[START]

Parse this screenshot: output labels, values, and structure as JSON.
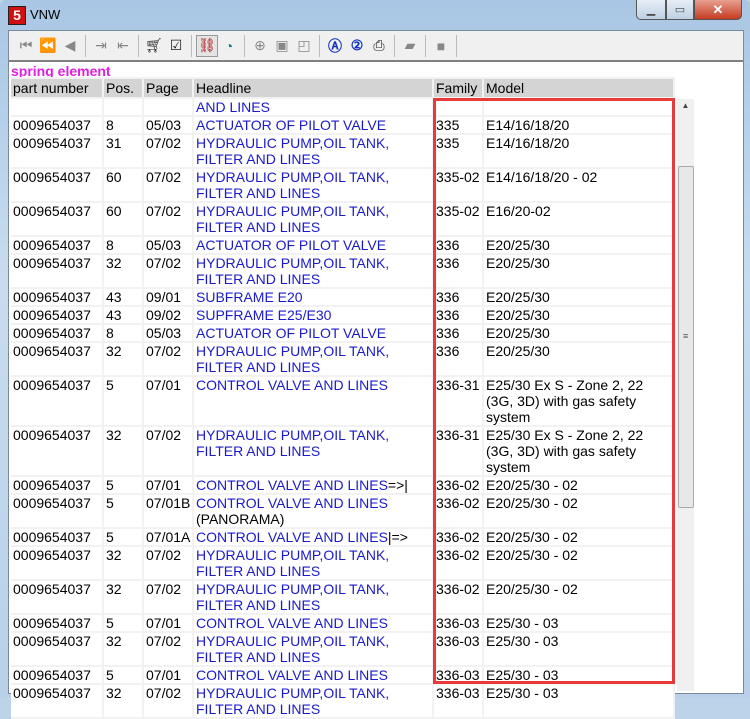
{
  "window": {
    "title": "VNW",
    "icon": "app-logo-icon",
    "controls": [
      "minimize",
      "maximize",
      "close"
    ]
  },
  "toolbar": {
    "buttons": [
      "first-icon",
      "rewind-icon",
      "previous-icon",
      "export-icon",
      "import-icon",
      "cart-icon",
      "checklist-icon",
      "link-icon",
      "clock-icon",
      "zoom-in-icon",
      "page-icon",
      "page-fold-icon",
      "search-a-icon",
      "search-2-icon",
      "print-icon",
      "stamp-icon",
      "stop-icon"
    ]
  },
  "section_title": "spring element",
  "columns": [
    "part number",
    "Pos.",
    "Page",
    "Headline",
    "Family",
    "Model"
  ],
  "partial_row": {
    "headline": "AND LINES"
  },
  "rows": [
    {
      "part": "0009654037",
      "pos": "8",
      "page": "05/03",
      "headline": "ACTUATOR OF PILOT VALVE",
      "suffix": "",
      "family": "335",
      "model": "E14/16/18/20"
    },
    {
      "part": "0009654037",
      "pos": "31",
      "page": "07/02",
      "headline": "HYDRAULIC PUMP,OIL TANK,  FILTER AND LINES",
      "suffix": "",
      "family": "335",
      "model": "E14/16/18/20"
    },
    {
      "part": "0009654037",
      "pos": "60",
      "page": "07/02",
      "headline": "HYDRAULIC PUMP,OIL TANK,  FILTER AND LINES",
      "suffix": "",
      "family": "335-02",
      "model": "E14/16/18/20 - 02"
    },
    {
      "part": "0009654037",
      "pos": "60",
      "page": "07/02",
      "headline": "HYDRAULIC PUMP,OIL TANK,  FILTER AND LINES",
      "suffix": "",
      "family": "335-02",
      "model": "E16/20-02"
    },
    {
      "part": "0009654037",
      "pos": "8",
      "page": "05/03",
      "headline": "ACTUATOR OF PILOT VALVE",
      "suffix": "",
      "family": "336",
      "model": "E20/25/30"
    },
    {
      "part": "0009654037",
      "pos": "32",
      "page": "07/02",
      "headline": "HYDRAULIC PUMP,OIL TANK,  FILTER AND LINES",
      "suffix": "",
      "family": "336",
      "model": "E20/25/30"
    },
    {
      "part": "0009654037",
      "pos": "43",
      "page": "09/01",
      "headline": "SUBFRAME E20",
      "suffix": "",
      "family": "336",
      "model": "E20/25/30"
    },
    {
      "part": "0009654037",
      "pos": "43",
      "page": "09/02",
      "headline": "SUPFRAME E25/E30",
      "suffix": "",
      "family": "336",
      "model": "E20/25/30"
    },
    {
      "part": "0009654037",
      "pos": "8",
      "page": "05/03",
      "headline": "ACTUATOR OF PILOT VALVE",
      "suffix": "",
      "family": "336",
      "model": "E20/25/30"
    },
    {
      "part": "0009654037",
      "pos": "32",
      "page": "07/02",
      "headline": "HYDRAULIC PUMP,OIL TANK,  FILTER AND LINES",
      "suffix": "",
      "family": "336",
      "model": "E20/25/30"
    },
    {
      "part": "0009654037",
      "pos": "5",
      "page": "07/01",
      "headline": "CONTROL VALVE AND LINES",
      "suffix": "",
      "family": "336-31",
      "model": "E25/30 Ex S - Zone 2, 22 (3G, 3D) with gas safety system"
    },
    {
      "part": "0009654037",
      "pos": "32",
      "page": "07/02",
      "headline": "HYDRAULIC PUMP,OIL TANK,  FILTER AND LINES",
      "suffix": "",
      "family": "336-31",
      "model": "E25/30 Ex S - Zone 2, 22 (3G, 3D) with gas safety system"
    },
    {
      "part": "0009654037",
      "pos": "5",
      "page": "07/01",
      "headline": "CONTROL VALVE AND LINES",
      "suffix": "=>|",
      "family": "336-02",
      "model": "E20/25/30 - 02"
    },
    {
      "part": "0009654037",
      "pos": "5",
      "page": "07/01B",
      "headline": "CONTROL VALVE AND LINES",
      "suffix": " (PANORAMA)",
      "family": "336-02",
      "model": "E20/25/30 - 02"
    },
    {
      "part": "0009654037",
      "pos": "5",
      "page": "07/01A",
      "headline": "CONTROL VALVE AND LINES",
      "suffix": "|=>",
      "family": "336-02",
      "model": "E20/25/30 - 02"
    },
    {
      "part": "0009654037",
      "pos": "32",
      "page": "07/02",
      "headline": "HYDRAULIC PUMP,OIL TANK,  FILTER AND LINES",
      "suffix": "",
      "family": "336-02",
      "model": "E20/25/30 - 02"
    },
    {
      "part": "0009654037",
      "pos": "32",
      "page": "07/02",
      "headline": "HYDRAULIC PUMP,OIL TANK,  FILTER AND LINES",
      "suffix": "",
      "family": "336-02",
      "model": "E20/25/30 - 02"
    },
    {
      "part": "0009654037",
      "pos": "5",
      "page": "07/01",
      "headline": "CONTROL VALVE AND LINES",
      "suffix": "",
      "family": "336-03",
      "model": "E25/30 - 03"
    },
    {
      "part": "0009654037",
      "pos": "32",
      "page": "07/02",
      "headline": "HYDRAULIC PUMP,OIL TANK,  FILTER AND LINES",
      "suffix": "",
      "family": "336-03",
      "model": "E25/30 - 03"
    },
    {
      "part": "0009654037",
      "pos": "5",
      "page": "07/01",
      "headline": "CONTROL VALVE AND LINES",
      "suffix": "",
      "family": "336-03",
      "model": "E25/30 - 03"
    },
    {
      "part": "0009654037",
      "pos": "32",
      "page": "07/02",
      "headline": "HYDRAULIC PUMP,OIL TANK,  FILTER AND LINES",
      "suffix": "",
      "family": "336-03",
      "model": "E25/30 - 03"
    }
  ],
  "colors": {
    "section_title": "#e020e0",
    "headline_link": "#1a1acc",
    "highlight_box": "#e83a3a"
  }
}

[END]

* [WRITTEN PROBLEM]: The records above should be reproduced exactly, with no pictures included.

* [COMPLETE OUTPUT]:
Parse this screenshot: output labels, values, and structure as JSON.
{
  "window": {
    "title": "VNW",
    "icon": "app-logo-icon",
    "controls": [
      "minimize",
      "maximize",
      "close"
    ]
  },
  "toolbar": {
    "buttons": [
      "first-icon",
      "rewind-icon",
      "previous-icon",
      "export-icon",
      "import-icon",
      "cart-icon",
      "checklist-icon",
      "link-icon",
      "clock-icon",
      "zoom-in-icon",
      "page-icon",
      "page-fold-icon",
      "search-a-icon",
      "search-2-icon",
      "print-icon",
      "stamp-icon",
      "stop-icon"
    ]
  },
  "section_title": "spring element",
  "columns": [
    "part number",
    "Pos.",
    "Page",
    "Headline",
    "Family",
    "Model"
  ],
  "partial_row": {
    "headline": "AND LINES"
  },
  "rows": [
    {
      "part": "0009654037",
      "pos": "8",
      "page": "05/03",
      "headline": "ACTUATOR OF PILOT VALVE",
      "suffix": "",
      "family": "335",
      "model": "E14/16/18/20"
    },
    {
      "part": "0009654037",
      "pos": "31",
      "page": "07/02",
      "headline": "HYDRAULIC PUMP,OIL TANK,  FILTER AND LINES",
      "suffix": "",
      "family": "335",
      "model": "E14/16/18/20"
    },
    {
      "part": "0009654037",
      "pos": "60",
      "page": "07/02",
      "headline": "HYDRAULIC PUMP,OIL TANK,  FILTER AND LINES",
      "suffix": "",
      "family": "335-02",
      "model": "E14/16/18/20 - 02"
    },
    {
      "part": "0009654037",
      "pos": "60",
      "page": "07/02",
      "headline": "HYDRAULIC PUMP,OIL TANK,  FILTER AND LINES",
      "suffix": "",
      "family": "335-02",
      "model": "E16/20-02"
    },
    {
      "part": "0009654037",
      "pos": "8",
      "page": "05/03",
      "headline": "ACTUATOR OF PILOT VALVE",
      "suffix": "",
      "family": "336",
      "model": "E20/25/30"
    },
    {
      "part": "0009654037",
      "pos": "32",
      "page": "07/02",
      "headline": "HYDRAULIC PUMP,OIL TANK,  FILTER AND LINES",
      "suffix": "",
      "family": "336",
      "model": "E20/25/30"
    },
    {
      "part": "0009654037",
      "pos": "43",
      "page": "09/01",
      "headline": "SUBFRAME E20",
      "suffix": "",
      "family": "336",
      "model": "E20/25/30"
    },
    {
      "part": "0009654037",
      "pos": "43",
      "page": "09/02",
      "headline": "SUPFRAME E25/E30",
      "suffix": "",
      "family": "336",
      "model": "E20/25/30"
    },
    {
      "part": "0009654037",
      "pos": "8",
      "page": "05/03",
      "headline": "ACTUATOR OF PILOT VALVE",
      "suffix": "",
      "family": "336",
      "model": "E20/25/30"
    },
    {
      "part": "0009654037",
      "pos": "32",
      "page": "07/02",
      "headline": "HYDRAULIC PUMP,OIL TANK,  FILTER AND LINES",
      "suffix": "",
      "family": "336",
      "model": "E20/25/30"
    },
    {
      "part": "0009654037",
      "pos": "5",
      "page": "07/01",
      "headline": "CONTROL VALVE AND LINES",
      "suffix": "",
      "family": "336-31",
      "model": "E25/30 Ex S - Zone 2, 22 (3G, 3D) with gas safety system"
    },
    {
      "part": "0009654037",
      "pos": "32",
      "page": "07/02",
      "headline": "HYDRAULIC PUMP,OIL TANK,  FILTER AND LINES",
      "suffix": "",
      "family": "336-31",
      "model": "E25/30 Ex S - Zone 2, 22 (3G, 3D) with gas safety system"
    },
    {
      "part": "0009654037",
      "pos": "5",
      "page": "07/01",
      "headline": "CONTROL VALVE AND LINES",
      "suffix": "=>|",
      "family": "336-02",
      "model": "E20/25/30 - 02"
    },
    {
      "part": "0009654037",
      "pos": "5",
      "page": "07/01B",
      "headline": "CONTROL VALVE AND LINES",
      "suffix": " (PANORAMA)",
      "family": "336-02",
      "model": "E20/25/30 - 02"
    },
    {
      "part": "0009654037",
      "pos": "5",
      "page": "07/01A",
      "headline": "CONTROL VALVE AND LINES",
      "suffix": "|=>",
      "family": "336-02",
      "model": "E20/25/30 - 02"
    },
    {
      "part": "0009654037",
      "pos": "32",
      "page": "07/02",
      "headline": "HYDRAULIC PUMP,OIL TANK,  FILTER AND LINES",
      "suffix": "",
      "family": "336-02",
      "model": "E20/25/30 - 02"
    },
    {
      "part": "0009654037",
      "pos": "32",
      "page": "07/02",
      "headline": "HYDRAULIC PUMP,OIL TANK,  FILTER AND LINES",
      "suffix": "",
      "family": "336-02",
      "model": "E20/25/30 - 02"
    },
    {
      "part": "0009654037",
      "pos": "5",
      "page": "07/01",
      "headline": "CONTROL VALVE AND LINES",
      "suffix": "",
      "family": "336-03",
      "model": "E25/30 - 03"
    },
    {
      "part": "0009654037",
      "pos": "32",
      "page": "07/02",
      "headline": "HYDRAULIC PUMP,OIL TANK,  FILTER AND LINES",
      "suffix": "",
      "family": "336-03",
      "model": "E25/30 - 03"
    },
    {
      "part": "0009654037",
      "pos": "5",
      "page": "07/01",
      "headline": "CONTROL VALVE AND LINES",
      "suffix": "",
      "family": "336-03",
      "model": "E25/30 - 03"
    },
    {
      "part": "0009654037",
      "pos": "32",
      "page": "07/02",
      "headline": "HYDRAULIC PUMP,OIL TANK,  FILTER AND LINES",
      "suffix": "",
      "family": "336-03",
      "model": "E25/30 - 03"
    }
  ],
  "colors": {
    "section_title": "#e020e0",
    "headline_link": "#1a1acc",
    "highlight_box": "#e83a3a"
  }
}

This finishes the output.